> **Figure dataset records**:

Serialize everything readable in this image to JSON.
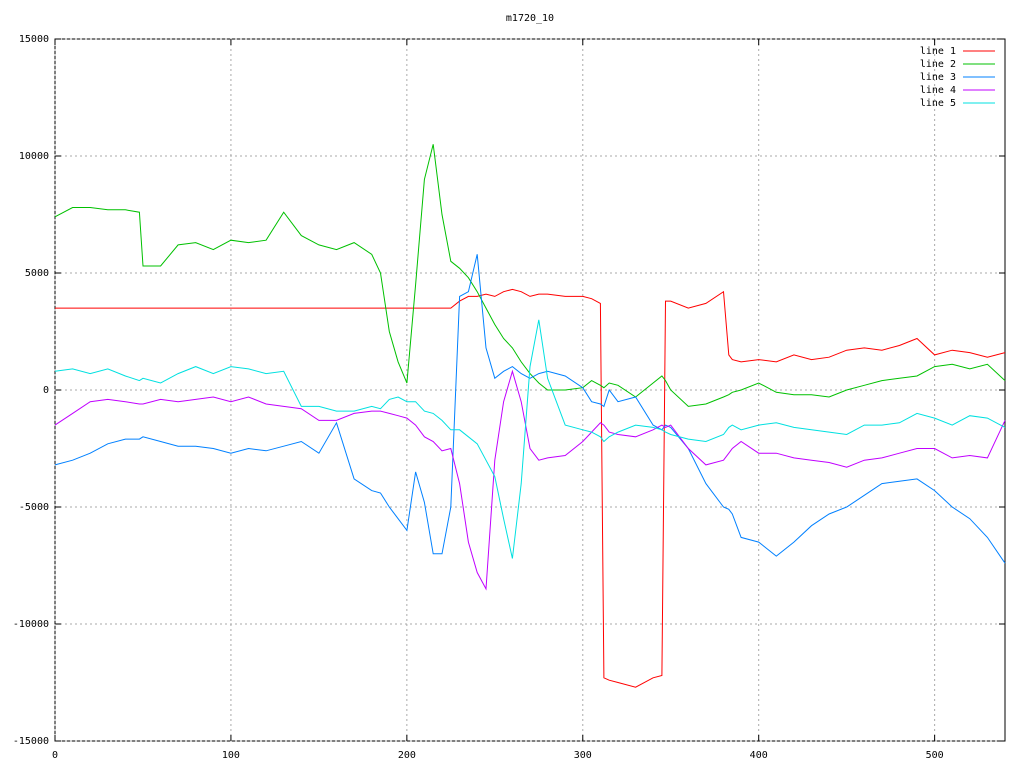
{
  "chart_data": {
    "type": "line",
    "title": "m1720_10",
    "x": [
      0,
      10,
      20,
      30,
      40,
      48,
      50,
      60,
      70,
      80,
      90,
      100,
      110,
      120,
      130,
      140,
      150,
      160,
      170,
      180,
      185,
      190,
      195,
      200,
      205,
      210,
      215,
      220,
      225,
      230,
      235,
      240,
      245,
      250,
      255,
      260,
      265,
      270,
      275,
      280,
      290,
      300,
      305,
      310,
      312,
      315,
      320,
      330,
      340,
      345,
      347,
      350,
      360,
      370,
      380,
      383,
      385,
      390,
      400,
      410,
      420,
      430,
      440,
      450,
      460,
      470,
      480,
      490,
      500,
      510,
      520,
      530,
      540
    ],
    "series": [
      {
        "name": "line 1",
        "color": "#ff0000",
        "values": [
          3500,
          3500,
          3500,
          3500,
          3500,
          3500,
          3500,
          3500,
          3500,
          3500,
          3500,
          3500,
          3500,
          3500,
          3500,
          3500,
          3500,
          3500,
          3500,
          3500,
          3500,
          3500,
          3500,
          3500,
          3500,
          3500,
          3500,
          3500,
          3500,
          3800,
          4000,
          4000,
          4100,
          4000,
          4200,
          4300,
          4200,
          4000,
          4100,
          4100,
          4000,
          4000,
          3900,
          3700,
          -12300,
          -12400,
          -12500,
          -12700,
          -12300,
          -12200,
          3800,
          3800,
          3500,
          3700,
          4200,
          1500,
          1300,
          1200,
          1300,
          1200,
          1500,
          1300,
          1400,
          1700,
          1800,
          1700,
          1900,
          2200,
          1500,
          1700,
          1600,
          1400,
          1600
        ]
      },
      {
        "name": "line 2",
        "color": "#00c000",
        "values": [
          7400,
          7800,
          7800,
          7700,
          7700,
          7600,
          5300,
          5300,
          6200,
          6300,
          6000,
          6400,
          6300,
          6400,
          7600,
          6600,
          6200,
          6000,
          6300,
          5800,
          5000,
          2500,
          1200,
          300,
          4500,
          9000,
          10500,
          7500,
          5500,
          5200,
          4800,
          4200,
          3500,
          2800,
          2200,
          1800,
          1200,
          700,
          300,
          0,
          0,
          100,
          400,
          200,
          100,
          300,
          200,
          -300,
          300,
          600,
          400,
          0,
          -700,
          -600,
          -300,
          -200,
          -100,
          0,
          300,
          -100,
          -200,
          -200,
          -300,
          0,
          200,
          400,
          500,
          600,
          1000,
          1100,
          900,
          1100,
          400
        ]
      },
      {
        "name": "line 3",
        "color": "#0080ff",
        "values": [
          -3200,
          -3000,
          -2700,
          -2300,
          -2100,
          -2100,
          -2000,
          -2200,
          -2400,
          -2400,
          -2500,
          -2700,
          -2500,
          -2600,
          -2400,
          -2200,
          -2700,
          -1400,
          -3800,
          -4300,
          -4400,
          -5000,
          -5500,
          -6000,
          -3500,
          -4800,
          -7000,
          -7000,
          -5000,
          4000,
          4200,
          5800,
          1800,
          500,
          800,
          1000,
          700,
          500,
          700,
          800,
          600,
          100,
          -500,
          -600,
          -700,
          0,
          -500,
          -300,
          -1500,
          -1700,
          -1500,
          -1600,
          -2500,
          -4000,
          -5000,
          -5100,
          -5300,
          -6300,
          -6500,
          -7100,
          -6500,
          -5800,
          -5300,
          -5000,
          -4500,
          -4000,
          -3900,
          -3800,
          -4300,
          -5000,
          -5500,
          -6300,
          -7400
        ]
      },
      {
        "name": "line 4",
        "color": "#c000ff",
        "values": [
          -1500,
          -1000,
          -500,
          -400,
          -500,
          -600,
          -600,
          -400,
          -500,
          -400,
          -300,
          -500,
          -300,
          -600,
          -700,
          -800,
          -1300,
          -1300,
          -1000,
          -900,
          -900,
          -1000,
          -1100,
          -1200,
          -1500,
          -2000,
          -2200,
          -2600,
          -2500,
          -4000,
          -6500,
          -7800,
          -8500,
          -3000,
          -500,
          800,
          -500,
          -2500,
          -3000,
          -2900,
          -2800,
          -2200,
          -1800,
          -1400,
          -1500,
          -1800,
          -1900,
          -2000,
          -1700,
          -1500,
          -1600,
          -1500,
          -2500,
          -3200,
          -3000,
          -2700,
          -2500,
          -2200,
          -2700,
          -2700,
          -2900,
          -3000,
          -3100,
          -3300,
          -3000,
          -2900,
          -2700,
          -2500,
          -2500,
          -2900,
          -2800,
          -2900,
          -1300
        ]
      },
      {
        "name": "line 5",
        "color": "#00e0e0",
        "values": [
          800,
          900,
          700,
          900,
          600,
          400,
          500,
          300,
          700,
          1000,
          700,
          1000,
          900,
          700,
          800,
          -700,
          -700,
          -900,
          -900,
          -700,
          -800,
          -400,
          -300,
          -500,
          -500,
          -900,
          -1000,
          -1300,
          -1700,
          -1700,
          -2000,
          -2300,
          -3000,
          -3700,
          -5500,
          -7200,
          -4000,
          1000,
          3000,
          500,
          -1500,
          -1700,
          -1800,
          -2000,
          -2200,
          -2000,
          -1800,
          -1500,
          -1600,
          -1700,
          -1800,
          -1900,
          -2100,
          -2200,
          -1900,
          -1600,
          -1500,
          -1700,
          -1500,
          -1400,
          -1600,
          -1700,
          -1800,
          -1900,
          -1500,
          -1500,
          -1400,
          -1000,
          -1200,
          -1500,
          -1100,
          -1200,
          -1600
        ]
      }
    ],
    "xlim": [
      0,
      540
    ],
    "xticks": [
      0,
      100,
      200,
      300,
      400,
      500
    ],
    "ylim": [
      -15000,
      15000
    ],
    "yticks": [
      -15000,
      -10000,
      -5000,
      0,
      5000,
      10000,
      15000
    ],
    "grid": true,
    "legend": "top-right"
  }
}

> **Task to carry out**: Select every line of the material above holding the word "color" and copy it.

> **Answer to the problem**:
        "color": "#ff0000",
        "color": "#00c000",
        "color": "#0080ff",
        "color": "#c000ff",
        "color": "#00e0e0",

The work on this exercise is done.